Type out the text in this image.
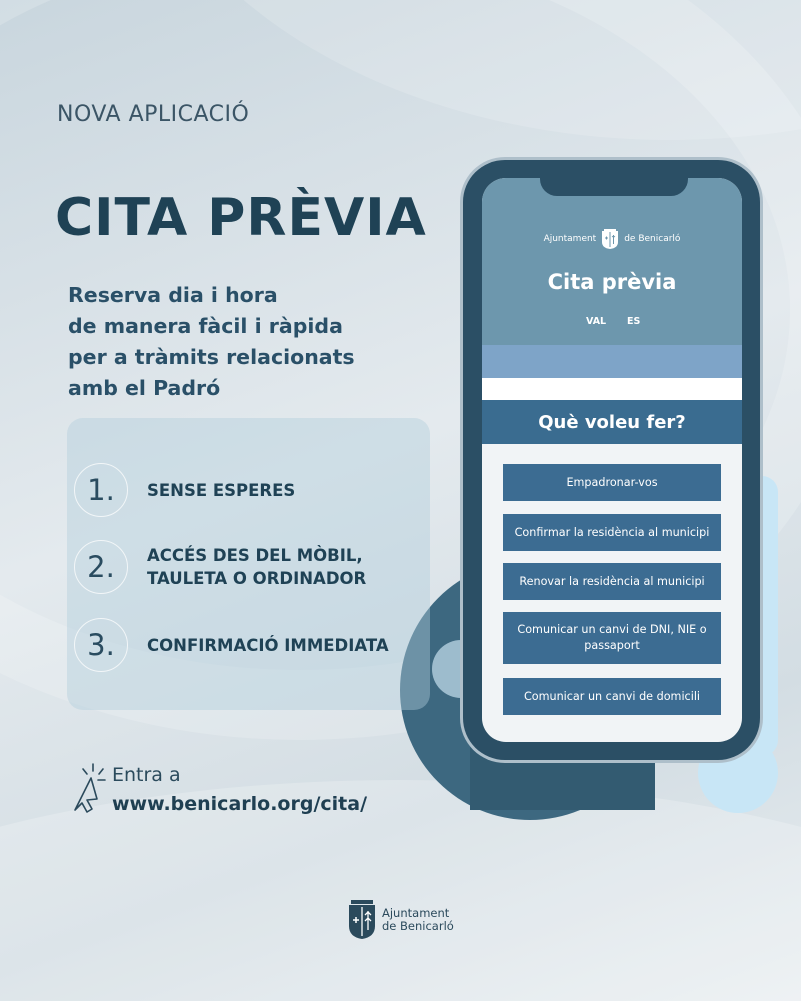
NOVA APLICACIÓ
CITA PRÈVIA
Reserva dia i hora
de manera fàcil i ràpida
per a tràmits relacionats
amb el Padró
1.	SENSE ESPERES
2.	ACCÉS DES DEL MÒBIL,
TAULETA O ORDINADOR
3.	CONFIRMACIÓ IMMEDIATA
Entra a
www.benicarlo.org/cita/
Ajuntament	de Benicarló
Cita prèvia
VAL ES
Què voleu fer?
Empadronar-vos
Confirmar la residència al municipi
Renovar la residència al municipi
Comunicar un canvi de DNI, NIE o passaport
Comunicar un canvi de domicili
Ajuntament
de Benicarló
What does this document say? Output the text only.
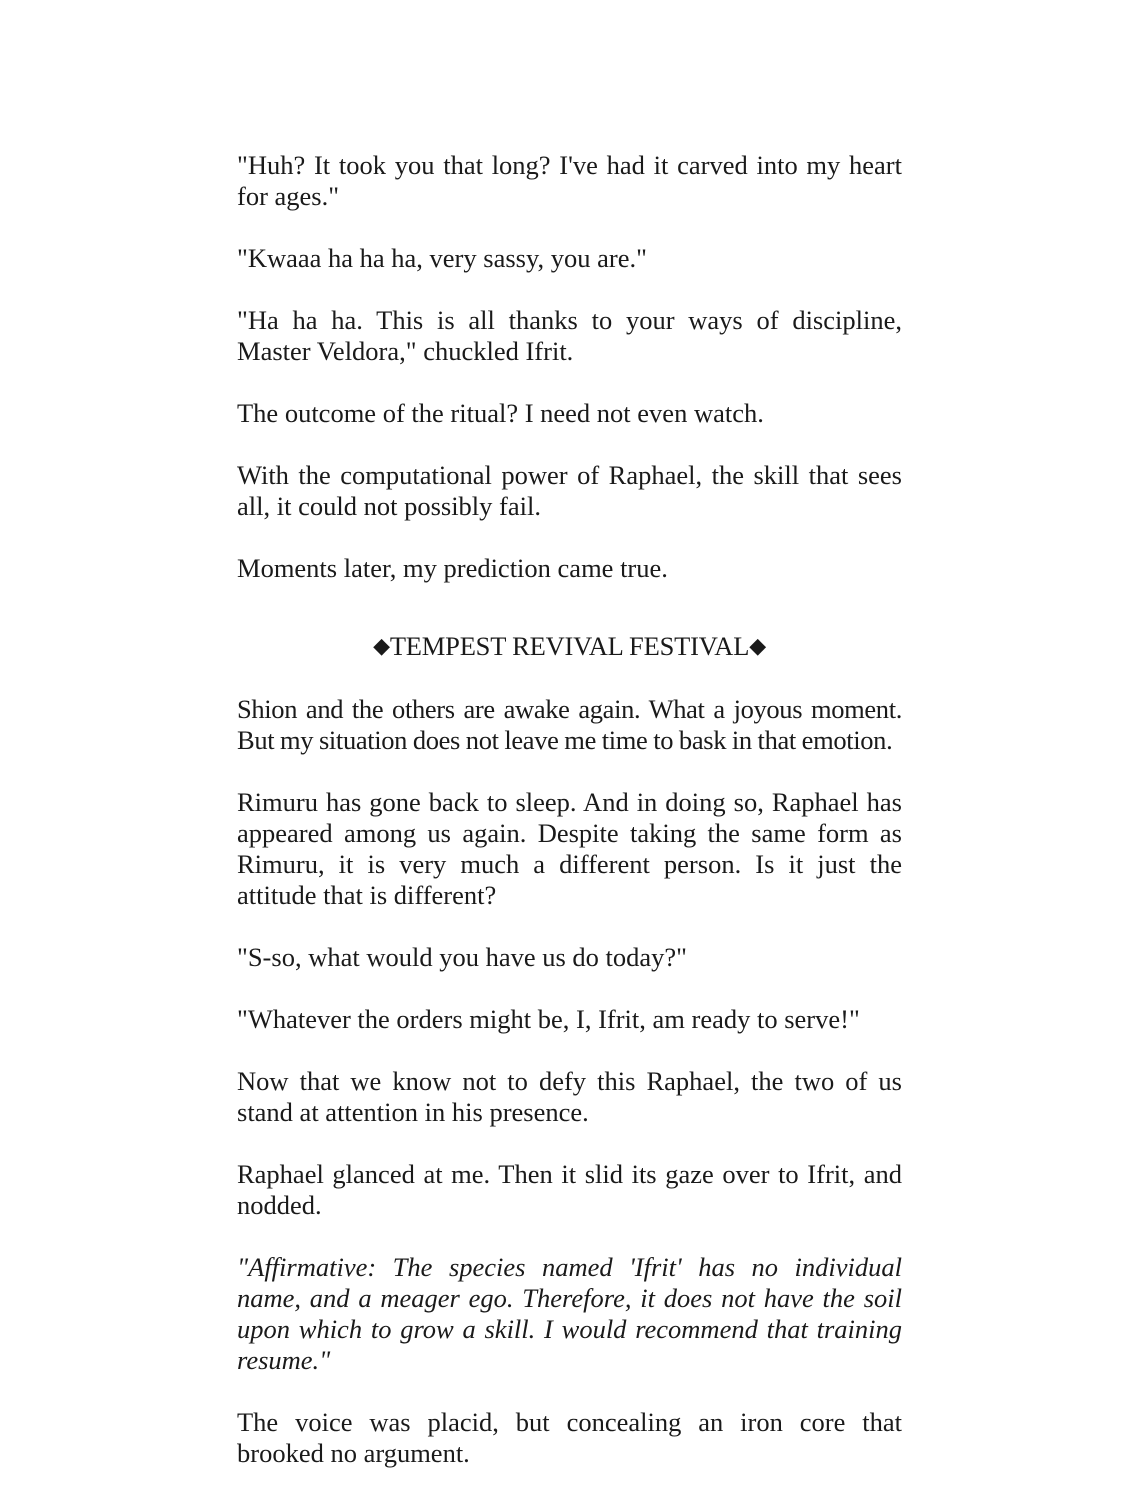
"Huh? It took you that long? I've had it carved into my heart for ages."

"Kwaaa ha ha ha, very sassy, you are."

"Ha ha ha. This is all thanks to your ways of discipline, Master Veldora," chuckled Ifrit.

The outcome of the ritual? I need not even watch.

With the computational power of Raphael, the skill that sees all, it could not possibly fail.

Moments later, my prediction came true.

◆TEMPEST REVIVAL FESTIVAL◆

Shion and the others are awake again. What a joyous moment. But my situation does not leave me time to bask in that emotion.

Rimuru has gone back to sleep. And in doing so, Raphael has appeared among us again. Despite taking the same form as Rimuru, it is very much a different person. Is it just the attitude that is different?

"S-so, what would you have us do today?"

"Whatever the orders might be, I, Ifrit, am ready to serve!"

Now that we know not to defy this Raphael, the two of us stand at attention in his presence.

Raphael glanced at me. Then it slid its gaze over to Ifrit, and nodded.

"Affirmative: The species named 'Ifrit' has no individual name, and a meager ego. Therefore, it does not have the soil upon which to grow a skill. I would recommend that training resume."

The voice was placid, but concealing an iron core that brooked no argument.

_What the task asks:_
Go back to the records above and write them out exactly, without the pictures.

_Output of the task:_
Type out the text in this image.
NOVA APLICACIÓ
CITA PRÈVIA
Reserva dia i hora
de manera fàcil i ràpida
per a tràmits relacionats
amb el Padró
1.	SENSE ESPERES
2.	ACCÉS DES DEL MÒBIL,
TAULETA O ORDINADOR
3.	CONFIRMACIÓ IMMEDIATA
Entra a
www.benicarlo.org/cita/
Ajuntament	de Benicarló
Cita prèvia
VAL ES
Què voleu fer?
Empadronar-vos
Confirmar la residència al municipi
Renovar la residència al municipi
Comunicar un canvi de DNI, NIE o passaport
Comunicar un canvi de domicili
Ajuntament
de Benicarló
What does this document say? Output the text only.
"Huh? It took you that long? I've had it carved into my heart for ages."

"Kwaaa ha ha ha, very sassy, you are."

"Ha ha ha. This is all thanks to your ways of discipline, Master Veldora," chuckled Ifrit.

The outcome of the ritual? I need not even watch.

With the computational power of Raphael, the skill that sees all, it could not possibly fail.

Moments later, my prediction came true.

◆TEMPEST REVIVAL FESTIVAL◆

Shion and the others are awake again. What a joyous moment. But my situation does not leave me time to bask in that emotion.

Rimuru has gone back to sleep. And in doing so, Raphael has appeared among us again. Despite taking the same form as Rimuru, it is very much a different person. Is it just the attitude that is different?

"S-so, what would you have us do today?"

"Whatever the orders might be, I, Ifrit, am ready to serve!"

Now that we know not to defy this Raphael, the two of us stand at attention in his presence.

Raphael glanced at me. Then it slid its gaze over to Ifrit, and nodded.

"Affirmative: The species named 'Ifrit' has no individual name, and a meager ego. Therefore, it does not have the soil upon which to grow a skill. I would recommend that training resume."

The voice was placid, but concealing an iron core that brooked no argument.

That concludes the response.